- **Entries supplied**:

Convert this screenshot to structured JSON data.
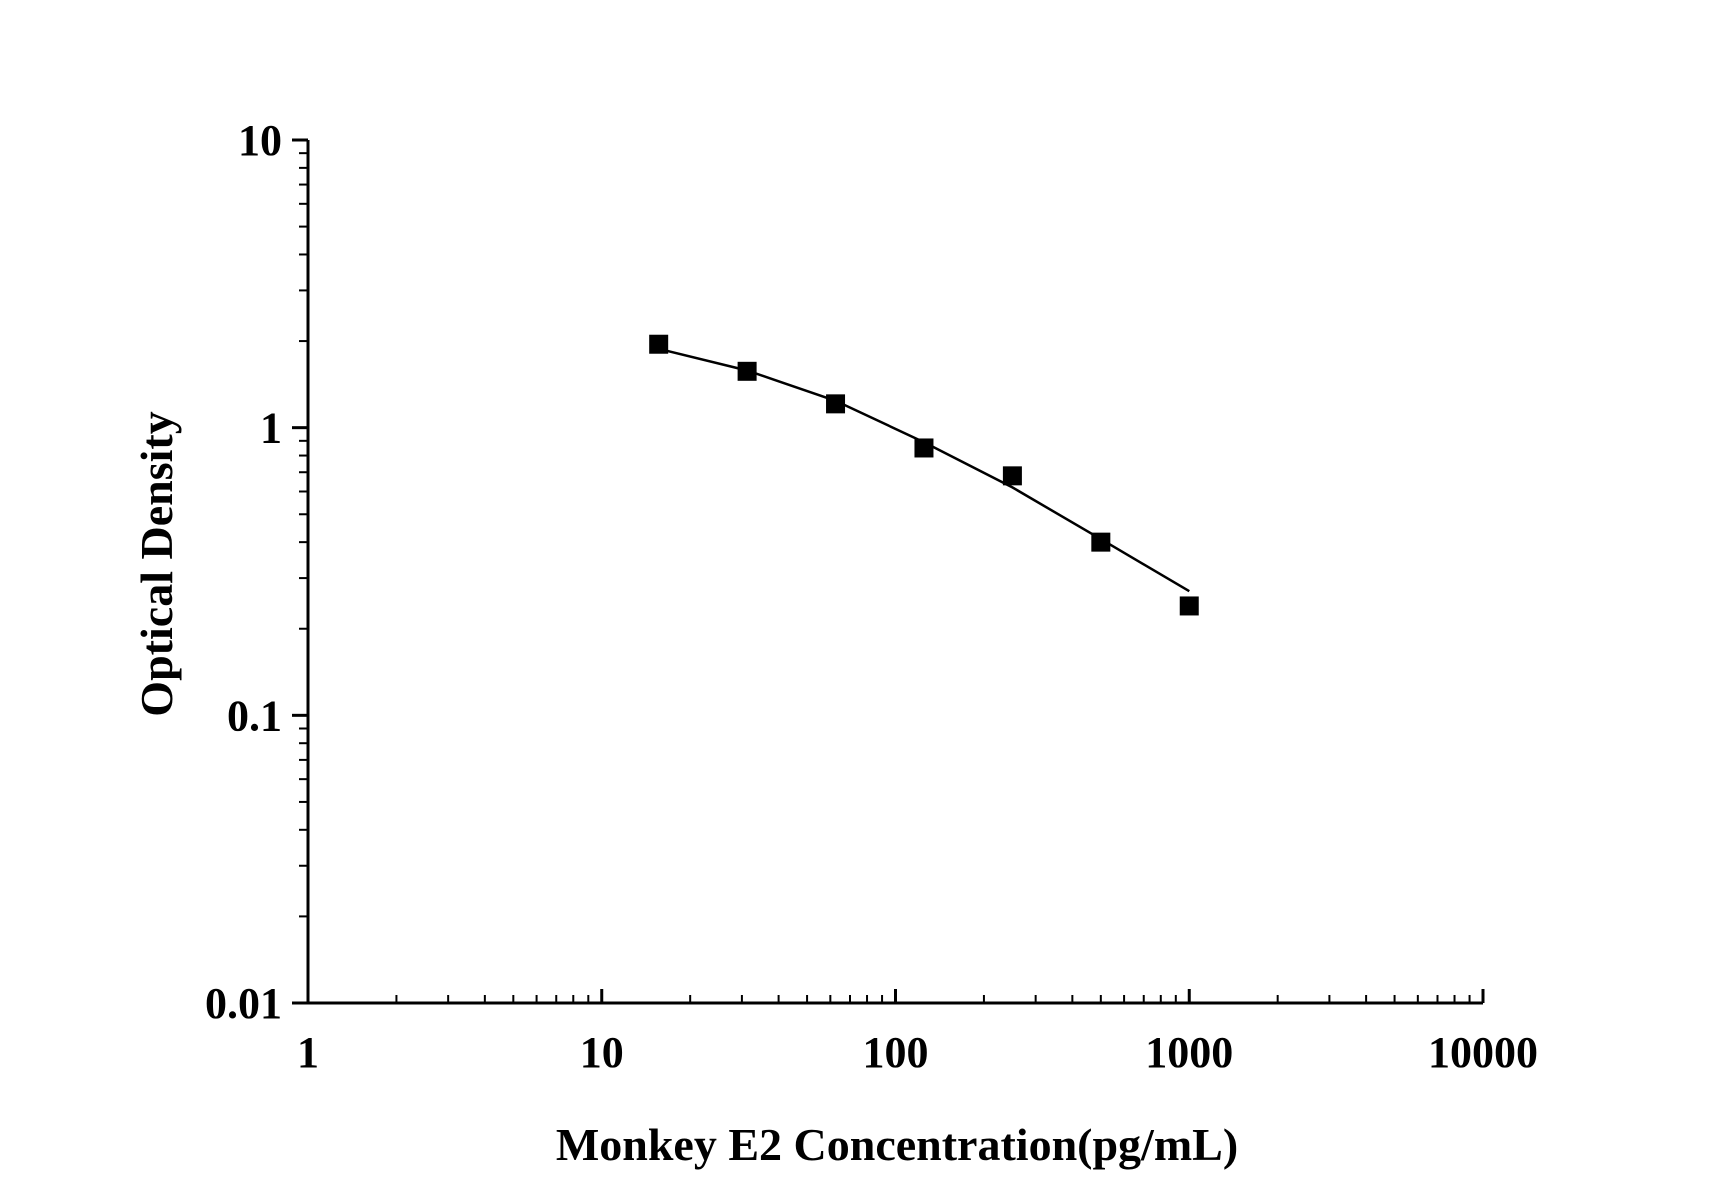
{
  "chart_data": {
    "type": "scatter",
    "title": "",
    "xlabel": "Monkey E2 Concentration(pg/mL)",
    "ylabel": "Optical Density",
    "x_scale": "log",
    "y_scale": "log",
    "xlim": [
      1,
      10000
    ],
    "ylim": [
      0.01,
      10
    ],
    "x_tick_labels": [
      "1",
      "10",
      "100",
      "1000",
      "10000"
    ],
    "y_tick_labels": [
      "0.01",
      "0.1",
      "1",
      "10"
    ],
    "grid": false,
    "legend": "none",
    "series": [
      {
        "marker": "square",
        "color": "#000000",
        "x": [
          15.625,
          31.25,
          62.5,
          125,
          250,
          500,
          1000
        ],
        "y": [
          1.95,
          1.57,
          1.21,
          0.85,
          0.68,
          0.4,
          0.24
        ]
      }
    ],
    "fit_curve": {
      "color": "#000000",
      "x": [
        15.625,
        31.25,
        62.5,
        125,
        250,
        500,
        1000
      ],
      "y": [
        1.88,
        1.58,
        1.24,
        0.89,
        0.62,
        0.41,
        0.27
      ]
    }
  }
}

- **Task description**:
The entries above should be reproduced exactly, without their pictures.

- **Correct result**:
Convert this screenshot to structured JSON data.
{
  "chart_data": {
    "type": "scatter",
    "title": "",
    "xlabel": "Monkey E2 Concentration(pg/mL)",
    "ylabel": "Optical Density",
    "x_scale": "log",
    "y_scale": "log",
    "xlim": [
      1,
      10000
    ],
    "ylim": [
      0.01,
      10
    ],
    "x_tick_labels": [
      "1",
      "10",
      "100",
      "1000",
      "10000"
    ],
    "y_tick_labels": [
      "0.01",
      "0.1",
      "1",
      "10"
    ],
    "grid": false,
    "legend": "none",
    "series": [
      {
        "marker": "square",
        "color": "#000000",
        "x": [
          15.625,
          31.25,
          62.5,
          125,
          250,
          500,
          1000
        ],
        "y": [
          1.95,
          1.57,
          1.21,
          0.85,
          0.68,
          0.4,
          0.24
        ]
      }
    ],
    "fit_curve": {
      "color": "#000000",
      "x": [
        15.625,
        31.25,
        62.5,
        125,
        250,
        500,
        1000
      ],
      "y": [
        1.88,
        1.58,
        1.24,
        0.89,
        0.62,
        0.41,
        0.27
      ]
    }
  }
}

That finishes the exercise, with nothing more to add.